● **TASK DESCRIPTION**: Lines holding the string "occasion" are the ones to copy; find them all in the data.

● **RECORDS SHOWN**:
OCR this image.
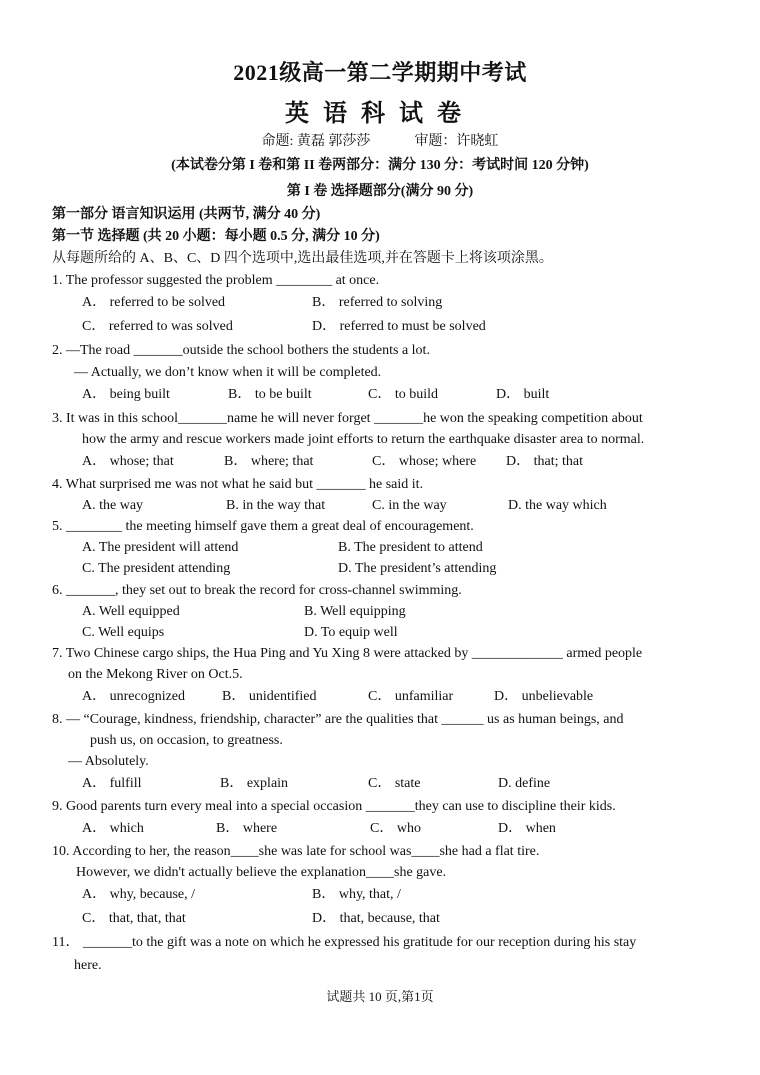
2021级高一第二学期期中考试
英语科试卷
命题: 黄磊 郭莎莎	审题：许晓虹
(本试卷分第 I 卷和第 II 卷两部分：满分 130 分：考试时间 120 分钟)
第 I 卷 选择题部分(满分 90 分)
第一部分 语言知识运用 (共两节, 满分 40 分)
第一节 选择题 (共 20 小题：每小题 0.5 分, 满分 10 分)
从每题所给的 A、B、C、D 四个选项中,选出最佳选项,并在答题卡上将该项涂黑。
1. The professor suggested the problem ________ at once.
A． referred to be solved	B． referred to solving
C． referred to was solved	D． referred to must be solved
2. —The road _______outside the school bothers the students a lot.
— Actually, we don’t know when it will be completed.
A． being built	B． to be built	C． to build	D． built
3. It was in this school_______name he will never forget _______he won the speaking competition about
how the army and rescue workers made joint efforts to return the earthquake disaster area to normal.
A． whose; that	B． where; that	C． whose; where D． that; that
4. What surprised me was not what he said but _______ he said it.
A. the way	B. in the way that	C. in the way	D. the way which
5. ________ the meeting himself gave them a great deal of encouragement.
A. The president will attend	B. The president to attend
C. The president attending	D. The president’s attending
6. _______, they set out to break the record for cross-channel swimming.
A. Well equipped	B. Well equipping
C. Well equips	D. To equip well
7. Two Chinese cargo ships, the Hua Ping and Yu Xing 8 were attacked by _____________ armed people
on the Mekong River on Oct.5.
A． unrecognized	B． unidentified	C． unfamiliar	D． unbelievable
8. — “Courage, kindness, friendship, character” are the qualities that ______ us as human beings, and
push us, on occasion, to greatness.
— Absolutely.
A． fulfill	B． explain	C． state	D. define
9. Good parents turn every meal into a special occasion _______they can use to discipline their kids.
A． which	B． where	C． who	D． when
10. According to her, the reason____she was late for school was____she had a flat tire.
However, we didn't actually believe the explanation____she gave.
A． why, because, /	B． why, that, /
C． that, that, that	D． that, because, that
11． _______to the gift was a note on which he expressed his gratitude for our reception during his stay
here.
试题共 10 页,第1页
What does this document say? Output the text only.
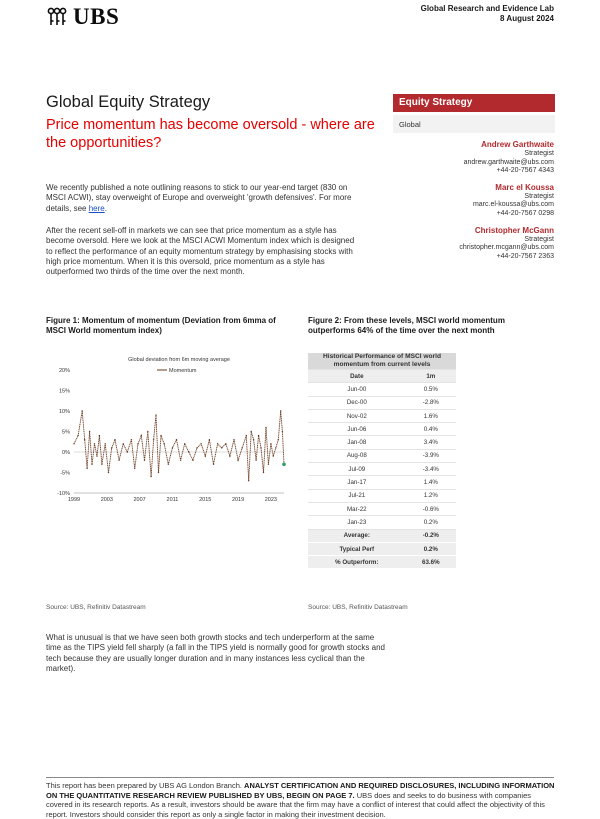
UBS	Global Research and Evidence Lab
8 August 2024
Global Equity Strategy
Price momentum has become oversold - where are the opportunities?
Equity Strategy
Global
Andrew Garthwaite
Strategist
andrew.garthwaite@ubs.com
+44-20-7567 4343
Marc el Koussa
Strategist
marc.el-koussa@ubs.com
+44-20-7567 0298
Christopher McGann
Strategist
christopher.mcgann@ubs.com
+44-20-7567 2363
We recently published a note outlining reasons to stick to our year-end target (830 on MSCI ACWI), stay overweight of Europe and overweight 'growth defensives'. For more details, see here.
After the recent sell-off in markets we can see that price momentum as a style has become oversold. Here we look at the MSCI ACWI Momentum index which is designed to reflect the performance of an equity momentum strategy by emphasising stocks with high price momentum. When it is this oversold, price momentum as a style has outperformed two thirds of the time over the next month.
Figure 1: Momentum of momentum (Deviation from 6mma of MSCI World momentum index)
Global deviation from 6m moving average
Momentum
20%
15%
10%
5%
0%
-5%
-10%
1999	2003	2007	2011	2015	2019	2023
Source: UBS, Refinitiv Datastream
Figure 2: From these levels, MSCI world momentum outperforms 64% of the time over the next month
Historical Performance of MSCI world momentum from current levels	
Date	1m
Jun-00	0.5%
Dec-00	-2.8%
Nov-02	1.6%
Jun-06	0.4%
Jan-08	3.4%
Aug-08	-3.9%
Jul-09	-3.4%
Jan-17	1.4%
Jul-21	1.2%
Mar-22	-0.6%
Jan-23	0.2%
Average:	-0.2%
Typical Perf	0.2%
% Outperform:	63.6%
Source: UBS, Refinitiv Datastream
What is unusual is that we have seen both growth stocks and tech underperform at the same time as the TIPS yield fell sharply (a fall in the TIPS yield is normally good for growth stocks and tech because they are usually longer duration and in many instances less cyclical than the market).
This report has been prepared by UBS AG London Branch. ANALYST CERTIFICATION AND REQUIRED DISCLOSURES, INCLUDING INFORMATION ON THE QUANTITATIVE RESEARCH REVIEW PUBLISHED BY UBS, BEGIN ON PAGE 7. UBS does and seeks to do business with companies covered in its research reports. As a result, investors should be aware that the firm may have a conflict of interest that could affect the objectivity of this report. Investors should consider this report as only a single factor in making their investment decision.
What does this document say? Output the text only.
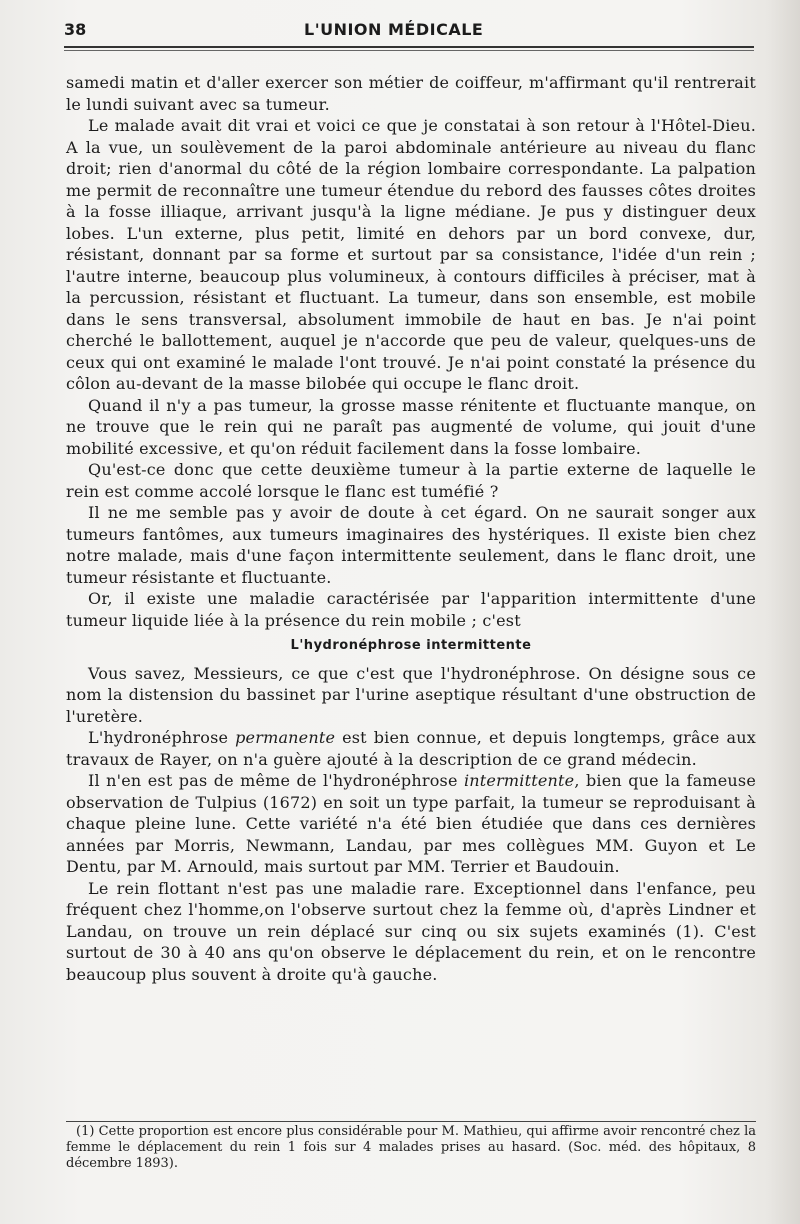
38	L'UNION MÉDICALE

samedi matin et d'aller exercer son métier de coiffeur, m'affirmant qu'il rentrerait le lundi suivant avec sa tumeur.

Le malade avait dit vrai et voici ce que je constatai à son retour à l'Hôtel-Dieu. A la vue, un soulèvement de la paroi abdominale antérieure au niveau du flanc droit; rien d'anormal du côté de la région lombaire correspondante. La palpation me permit de reconnaître une tumeur étendue du rebord des fausses côtes droites à la fosse illiaque, arrivant jusqu'à la ligne médiane. Je pus y distinguer deux lobes. L'un externe, plus petit, limité en dehors par un bord convexe, dur, résistant, donnant par sa forme et surtout par sa consistance, l'idée d'un rein ; l'autre interne, beaucoup plus volumineux, à contours difficiles à préciser, mat à la percussion, résistant et fluctuant. La tumeur, dans son ensemble, est mobile dans le sens transversal, absolument immobile de haut en bas. Je n'ai point cherché le ballottement, auquel je n'accorde que peu de valeur, quelques-uns de ceux qui ont examiné le malade l'ont trouvé. Je n'ai point constaté la présence du côlon au-devant de la masse bilobée qui occupe le flanc droit.

Quand il n'y a pas tumeur, la grosse masse rénitente et fluctuante manque, on ne trouve que le rein qui ne paraît pas augmenté de volume, qui jouit d'une mobilité excessive, et qu'on réduit facilement dans la fosse lombaire.

Qu'est-ce donc que cette deuxième tumeur à la partie externe de laquelle le rein est comme accolé lorsque le flanc est tuméfié ?

Il ne me semble pas y avoir de doute à cet égard. On ne saurait songer aux tumeurs fantômes, aux tumeurs imaginaires des hystériques. Il existe bien chez notre malade, mais d'une façon intermittente seulement, dans le flanc droit, une tumeur résistante et fluctuante.

Or, il existe une maladie caractérisée par l'apparition intermittente d'une tumeur liquide liée à la présence du rein mobile ; c'est

L'hydronéphrose intermittente

Vous savez, Messieurs, ce que c'est que l'hydronéphrose. On désigne sous ce nom la distension du bassinet par l'urine aseptique résultant d'une obstruction de l'uretère.

L'hydronéphrose permanente est bien connue, et depuis longtemps, grâce aux travaux de Rayer, on n'a guère ajouté à la description de ce grand médecin.

Il n'en est pas de même de l'hydronéphrose intermittente, bien que la fameuse observation de Tulpius (1672) en soit un type parfait, la tumeur se reproduisant à chaque pleine lune. Cette variété n'a été bien étudiée que dans ces dernières années par Morris, Newmann, Landau, par mes collègues MM. Guyon et Le Dentu, par M. Arnould, mais surtout par MM. Terrier et Baudouin.

Le rein flottant n'est pas une maladie rare. Exceptionnel dans l'enfance, peu fréquent chez l'homme,on l'observe surtout chez la femme où, d'après Lindner et Landau, on trouve un rein déplacé sur cinq ou six sujets examinés (1). C'est surtout de 30 à 40 ans qu'on observe le déplacement du rein, et on le rencontre beaucoup plus souvent à droite qu'à gauche.

(1) Cette proportion est encore plus considérable pour M. Mathieu, qui affirme avoir rencontré chez la femme le déplacement du rein 1 fois sur 4 malades prises au hasard. (Soc. méd. des hôpitaux, 8 décembre 1893).
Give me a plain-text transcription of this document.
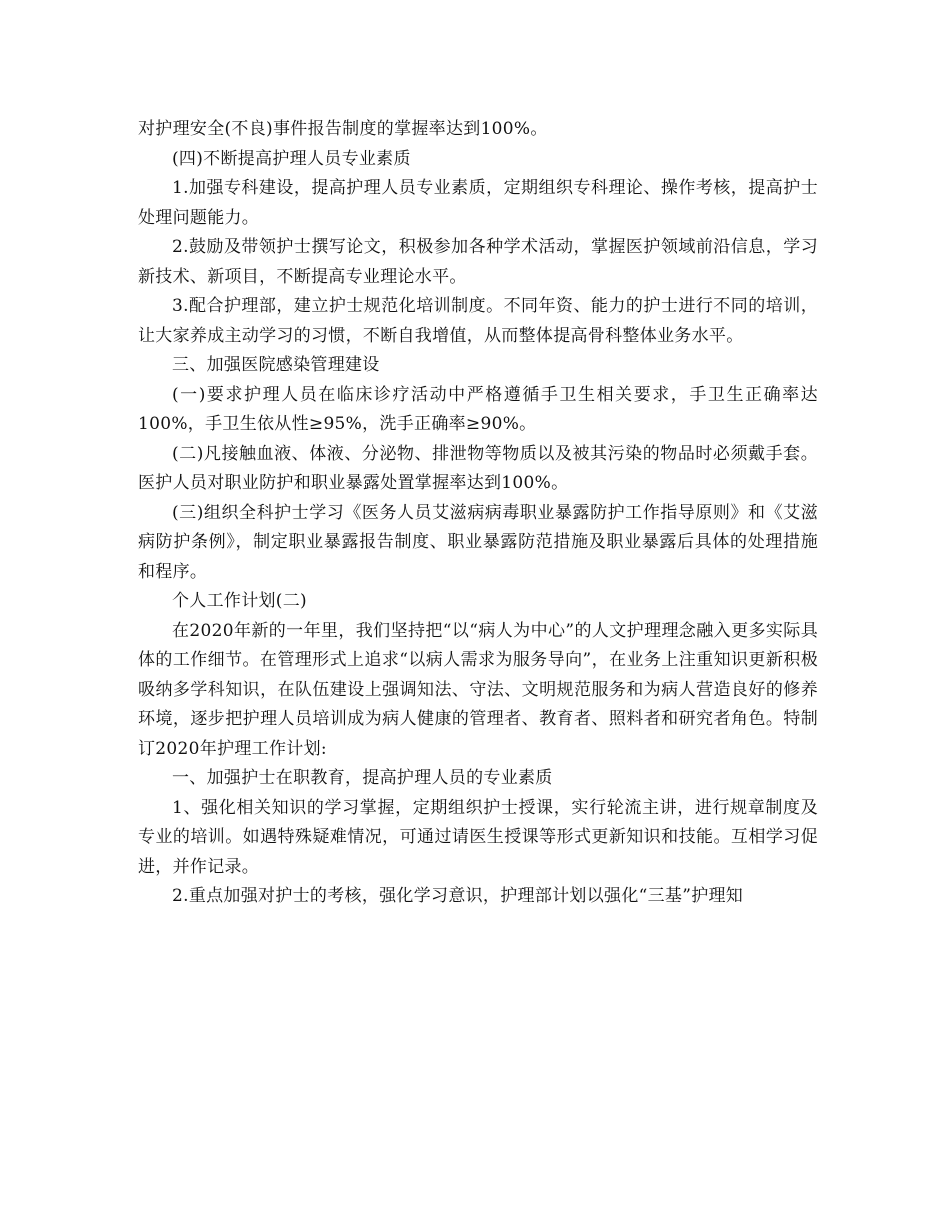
对护理安全(不良)事件报告制度的掌握率达到100%。

(四)不断提高护理人员专业素质

1.加强专科建设，提高护理人员专业素质，定期组织专科理论、操作考核，提高护士处理问题能力。

2.鼓励及带领护士撰写论文，积极参加各种学术活动，掌握医护领域前沿信息，学习新技术、新项目，不断提高专业理论水平。

3.配合护理部，建立护士规范化培训制度。不同年资、能力的护士进行不同的培训，让大家养成主动学习的习惯，不断自我增值，从而整体提高骨科整体业务水平。

三、加强医院感染管理建设

(一)要求护理人员在临床诊疗活动中严格遵循手卫生相关要求，手卫生正确率达100%，手卫生依从性≥95%，洗手正确率≥90%。

(二)凡接触血液、体液、分泌物、排泄物等物质以及被其污染的物品时必须戴手套。医护人员对职业防护和职业暴露处置掌握率达到100%。

(三)组织全科护士学习《医务人员艾滋病病毒职业暴露防护工作指导原则》和《艾滋病防护条例》，制定职业暴露报告制度、职业暴露防范措施及职业暴露后具体的处理措施和程序。

个人工作计划(二)

在2020年新的一年里，我们坚持把“以“病人为中心”的人文护理理念融入更多实际具体的工作细节。在管理形式上追求“以病人需求为服务导向”，在业务上注重知识更新积极吸纳多学科知识，在队伍建设上强调知法、守法、文明规范服务和为病人营造良好的修养环境，逐步把护理人员培训成为病人健康的管理者、教育者、照料者和研究者角色。特制订2020年护理工作计划:

一、加强护士在职教育，提高护理人员的专业素质

1、强化相关知识的学习掌握，定期组织护士授课，实行轮流主讲，进行规章制度及专业的培训。如遇特殊疑难情况，可通过请医生授课等形式更新知识和技能。互相学习促进，并作记录。

2.重点加强对护士的考核，强化学习意识，护理部计划以强化“三基”护理知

● **EXERCISE OUTPUT**:
push us, on occasion, to greatness.
9. Good parents turn every meal into a special occasion _______they can use to discipline their kids.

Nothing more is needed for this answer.